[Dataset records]
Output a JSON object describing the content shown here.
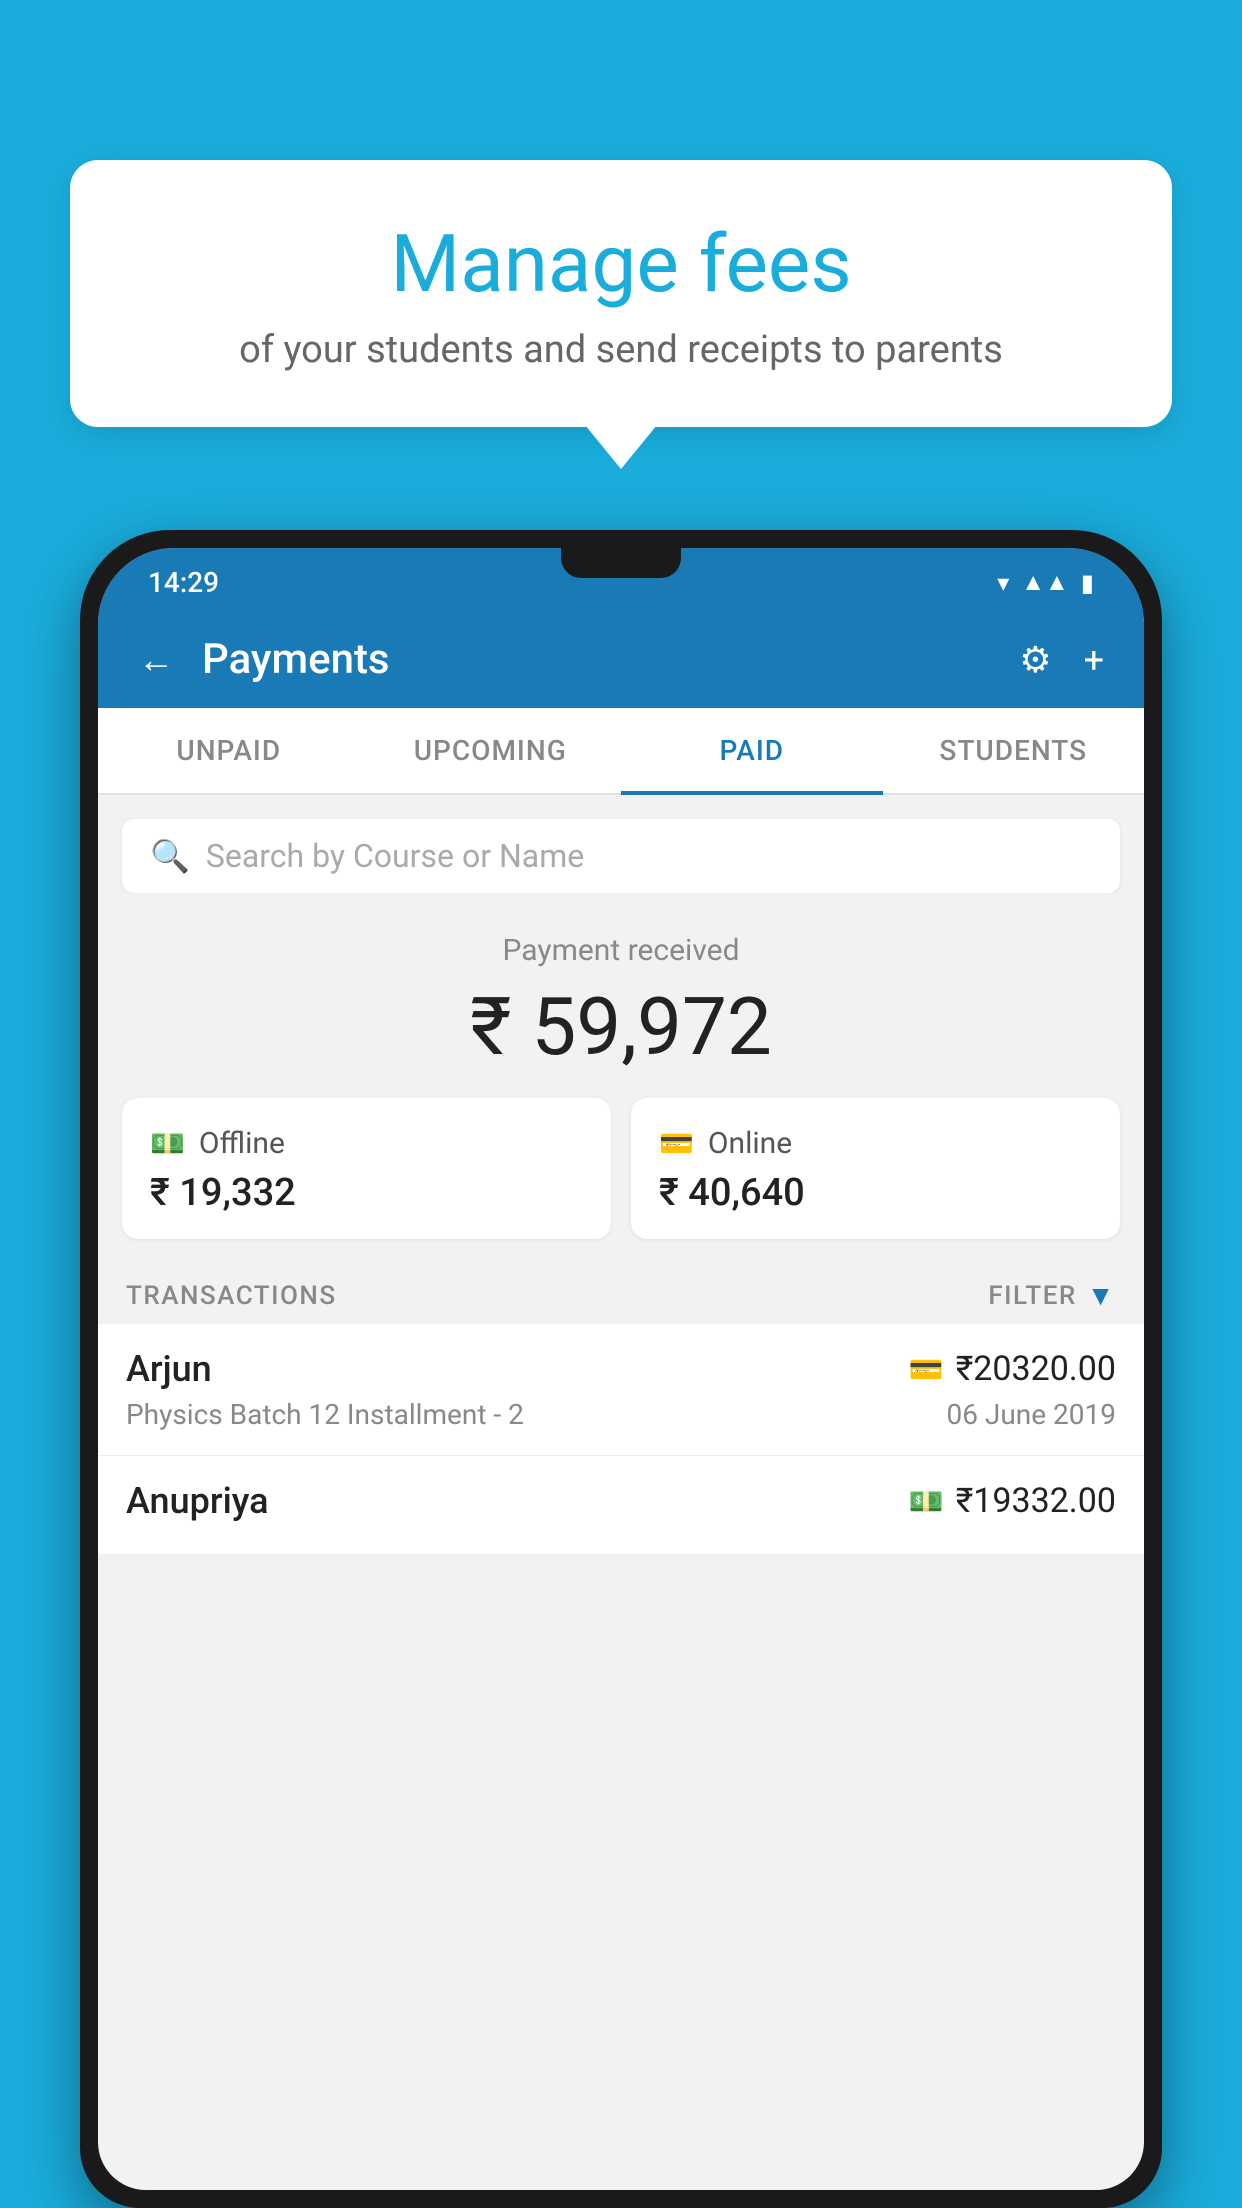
{
  "background_color": "#1aaddc",
  "tooltip": {
    "title": "Manage fees",
    "subtitle": "of your students and send receipts to parents"
  },
  "status_bar": {
    "time": "14:29",
    "icons": [
      "wifi",
      "signal",
      "battery"
    ]
  },
  "header": {
    "title": "Payments",
    "back_label": "←",
    "settings_icon": "⚙",
    "add_icon": "+"
  },
  "tabs": [
    {
      "label": "UNPAID",
      "active": false
    },
    {
      "label": "UPCOMING",
      "active": false
    },
    {
      "label": "PAID",
      "active": true
    },
    {
      "label": "STUDENTS",
      "active": false
    }
  ],
  "search": {
    "placeholder": "Search by Course or Name"
  },
  "payment": {
    "label": "Payment received",
    "amount": "₹ 59,972",
    "offline_label": "Offline",
    "offline_amount": "₹ 19,332",
    "online_label": "Online",
    "online_amount": "₹ 40,640"
  },
  "transactions": {
    "header_label": "TRANSACTIONS",
    "filter_label": "FILTER",
    "rows": [
      {
        "name": "Arjun",
        "description": "Physics Batch 12 Installment - 2",
        "amount": "₹20320.00",
        "date": "06 June 2019",
        "payment_type": "online"
      },
      {
        "name": "Anupriya",
        "description": "",
        "amount": "₹19332.00",
        "date": "",
        "payment_type": "offline"
      }
    ]
  }
}
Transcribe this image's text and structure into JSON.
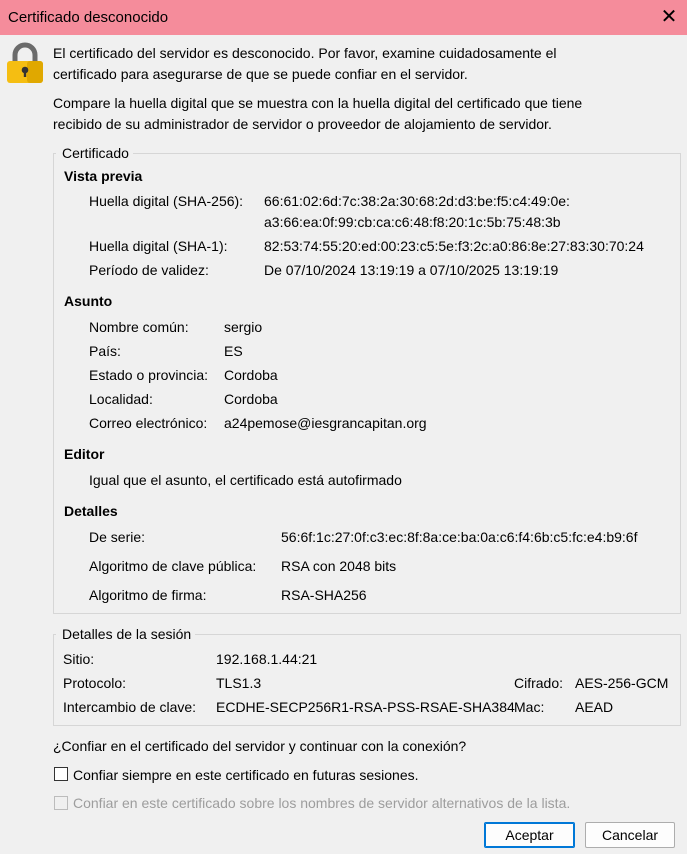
{
  "window": {
    "title": "Certificado desconocido",
    "close": "✕"
  },
  "intro": {
    "line1": "El certificado del servidor es desconocido. Por favor, examine cuidadosamente el",
    "line2": "certificado para asegurarse de que se puede confiar en el servidor.",
    "line3": "Compare la huella digital que se muestra con la huella digital del certificado que tiene",
    "line4": "recibido de su administrador de servidor o proveedor de alojamiento de servidor."
  },
  "certificate": {
    "legend": "Certificado",
    "preview": {
      "heading": "Vista previa",
      "sha256_label": "Huella digital (SHA-256):",
      "sha256_1": "66:61:02:6d:7c:38:2a:30:68:2d:d3:be:f5:c4:49:0e:",
      "sha256_2": "a3:66:ea:0f:99:cb:ca:c6:48:f8:20:1c:5b:75:48:3b",
      "sha1_label": "Huella digital (SHA-1):",
      "sha1": "82:53:74:55:20:ed:00:23:c5:5e:f3:2c:a0:86:8e:27:83:30:70:24",
      "validity_label": "Período de validez:",
      "validity": "De 07/10/2024 13:19:19 a 07/10/2025 13:19:19"
    },
    "subject": {
      "heading": "Asunto",
      "rows": [
        {
          "label": "Nombre común:",
          "value": "sergio"
        },
        {
          "label": "País:",
          "value": "ES"
        },
        {
          "label": "Estado o provincia:",
          "value": "Cordoba"
        },
        {
          "label": "Localidad:",
          "value": "Cordoba"
        },
        {
          "label": "Correo electrónico:",
          "value": "a24pemose@iesgrancapitan.org"
        }
      ]
    },
    "issuer": {
      "heading": "Editor",
      "text": "Igual que el asunto, el certificado está autofirmado"
    },
    "details": {
      "heading": "Detalles",
      "rows": [
        {
          "label": "De serie:",
          "value": "56:6f:1c:27:0f:c3:ec:8f:8a:ce:ba:0a:c6:f4:6b:c5:fc:e4:b9:6f"
        },
        {
          "label": "Algoritmo de clave pública:",
          "value": "RSA con 2048 bits"
        },
        {
          "label": "Algoritmo de firma:",
          "value": "RSA-SHA256"
        }
      ]
    }
  },
  "session": {
    "legend": "Detalles de la sesión",
    "site_label": "Sitio:",
    "site": "192.168.1.44:21",
    "protocol_label": "Protocolo:",
    "protocol": "TLS1.3",
    "cipher_label": "Cifrado:",
    "cipher": "AES-256-GCM",
    "kex_label": "Intercambio de clave:",
    "kex": "ECDHE-SECP256R1-RSA-PSS-RSAE-SHA384",
    "mac_label": "Mac:",
    "mac": "AEAD"
  },
  "question": "¿Confiar en el certificado del servidor y continuar con la conexión?",
  "options": {
    "always": "Confiar siempre en este certificado en futuras sesiones.",
    "alt_names": "Confiar en este certificado sobre los nombres de servidor alternativos de la lista."
  },
  "buttons": {
    "accept": "Aceptar",
    "cancel": "Cancelar"
  }
}
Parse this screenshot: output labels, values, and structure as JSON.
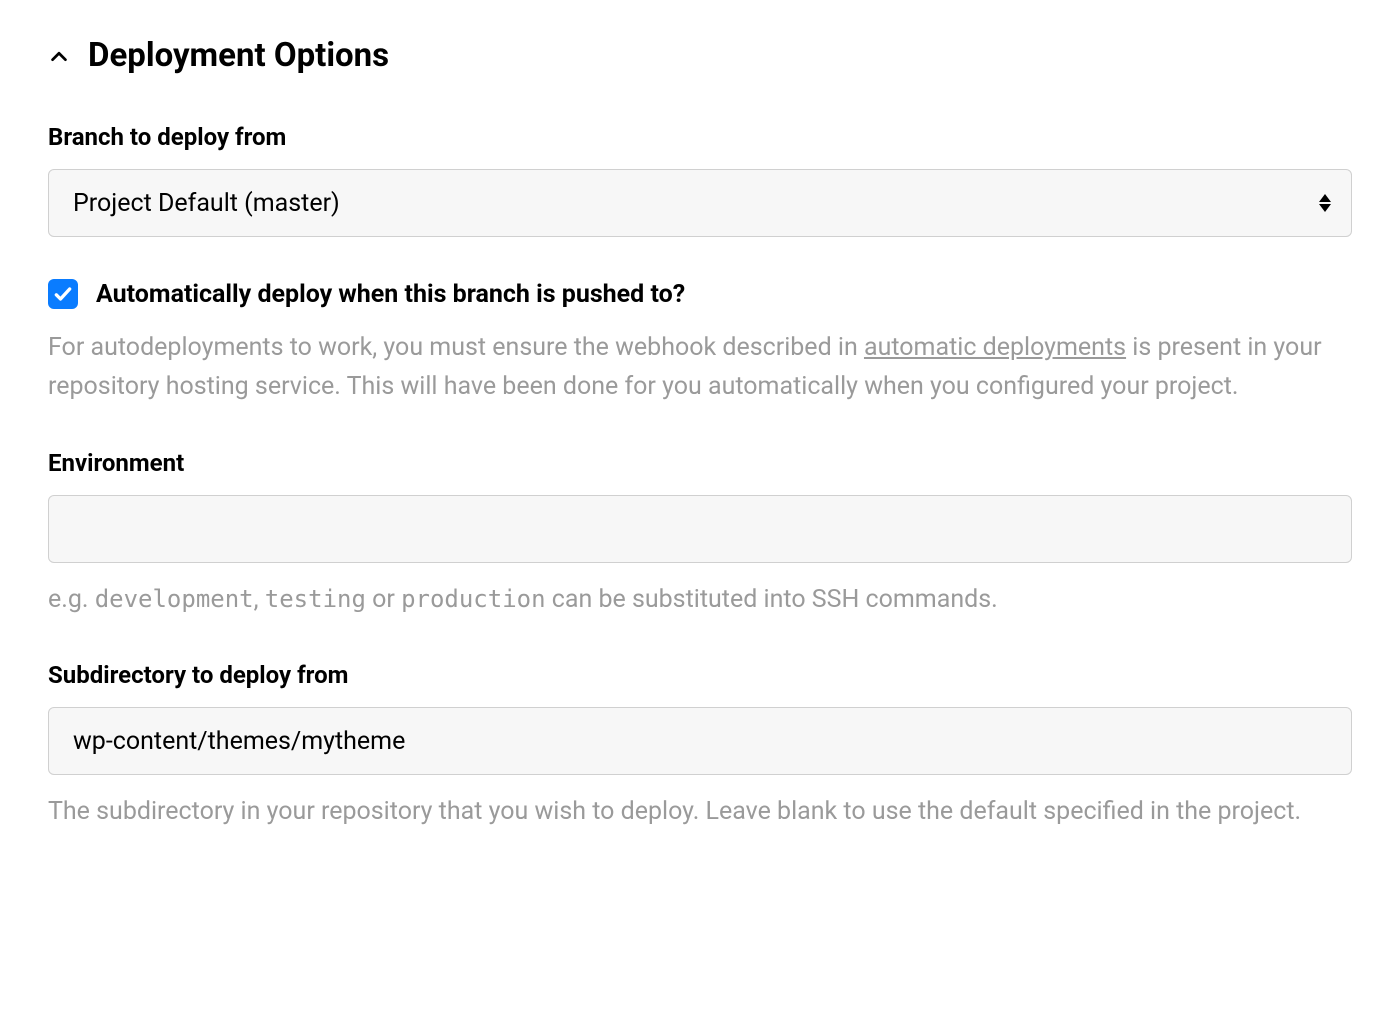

THE TASK.
Write out the listing above again, exactly, but with no pictures in the copy.

SOLUTION.
Output a JSON object describing the content shown here.
{
  "background_color": "#1aaddc",
  "tooltip": {
    "title": "Manage fees",
    "subtitle": "of your students and send receipts to parents"
  },
  "status_bar": {
    "time": "14:29",
    "icons": [
      "wifi",
      "signal",
      "battery"
    ]
  },
  "header": {
    "title": "Payments",
    "back_label": "←",
    "settings_icon": "⚙",
    "add_icon": "+"
  },
  "tabs": [
    {
      "label": "UNPAID",
      "active": false
    },
    {
      "label": "UPCOMING",
      "active": false
    },
    {
      "label": "PAID",
      "active": true
    },
    {
      "label": "STUDENTS",
      "active": false
    }
  ],
  "search": {
    "placeholder": "Search by Course or Name"
  },
  "payment": {
    "label": "Payment received",
    "amount": "₹ 59,972",
    "offline_label": "Offline",
    "offline_amount": "₹ 19,332",
    "online_label": "Online",
    "online_amount": "₹ 40,640"
  },
  "transactions": {
    "header_label": "TRANSACTIONS",
    "filter_label": "FILTER",
    "rows": [
      {
        "name": "Arjun",
        "description": "Physics Batch 12 Installment - 2",
        "amount": "₹20320.00",
        "date": "06 June 2019",
        "payment_type": "online"
      },
      {
        "name": "Anupriya",
        "description": "",
        "amount": "₹19332.00",
        "date": "",
        "payment_type": "offline"
      }
    ]
  }
}
Transcribe this image's text and structure into JSON.
{
  "window": {
    "title": "Certificado desconocido",
    "close": "✕"
  },
  "intro": {
    "line1": "El certificado del servidor es desconocido. Por favor, examine cuidadosamente el",
    "line2": "certificado para asegurarse de que se puede confiar en el servidor.",
    "line3": "Compare la huella digital que se muestra con la huella digital del certificado que tiene",
    "line4": "recibido de su administrador de servidor o proveedor de alojamiento de servidor."
  },
  "certificate": {
    "legend": "Certificado",
    "preview": {
      "heading": "Vista previa",
      "sha256_label": "Huella digital (SHA-256):",
      "sha256_1": "66:61:02:6d:7c:38:2a:30:68:2d:d3:be:f5:c4:49:0e:",
      "sha256_2": "a3:66:ea:0f:99:cb:ca:c6:48:f8:20:1c:5b:75:48:3b",
      "sha1_label": "Huella digital (SHA-1):",
      "sha1": "82:53:74:55:20:ed:00:23:c5:5e:f3:2c:a0:86:8e:27:83:30:70:24",
      "validity_label": "Período de validez:",
      "validity": "De 07/10/2024 13:19:19 a 07/10/2025 13:19:19"
    },
    "subject": {
      "heading": "Asunto",
      "rows": [
        {
          "label": "Nombre común:",
          "value": "sergio"
        },
        {
          "label": "País:",
          "value": "ES"
        },
        {
          "label": "Estado o provincia:",
          "value": "Cordoba"
        },
        {
          "label": "Localidad:",
          "value": "Cordoba"
        },
        {
          "label": "Correo electrónico:",
          "value": "a24pemose@iesgrancapitan.org"
        }
      ]
    },
    "issuer": {
      "heading": "Editor",
      "text": "Igual que el asunto, el certificado está autofirmado"
    },
    "details": {
      "heading": "Detalles",
      "rows": [
        {
          "label": "De serie:",
          "value": "56:6f:1c:27:0f:c3:ec:8f:8a:ce:ba:0a:c6:f4:6b:c5:fc:e4:b9:6f"
        },
        {
          "label": "Algoritmo de clave pública:",
          "value": "RSA con 2048 bits"
        },
        {
          "label": "Algoritmo de firma:",
          "value": "RSA-SHA256"
        }
      ]
    }
  },
  "session": {
    "legend": "Detalles de la sesión",
    "site_label": "Sitio:",
    "site": "192.168.1.44:21",
    "protocol_label": "Protocolo:",
    "protocol": "TLS1.3",
    "cipher_label": "Cifrado:",
    "cipher": "AES-256-GCM",
    "kex_label": "Intercambio de clave:",
    "kex": "ECDHE-SECP256R1-RSA-PSS-RSAE-SHA384",
    "mac_label": "Mac:",
    "mac": "AEAD"
  },
  "question": "¿Confiar en el certificado del servidor y continuar con la conexión?",
  "options": {
    "always": "Confiar siempre en este certificado en futuras sesiones.",
    "alt_names": "Confiar en este certificado sobre los nombres de servidor alternativos de la lista."
  },
  "buttons": {
    "accept": "Aceptar",
    "cancel": "Cancelar"
  }
}
Parse this screenshot: output labels, values, and structure as JSON.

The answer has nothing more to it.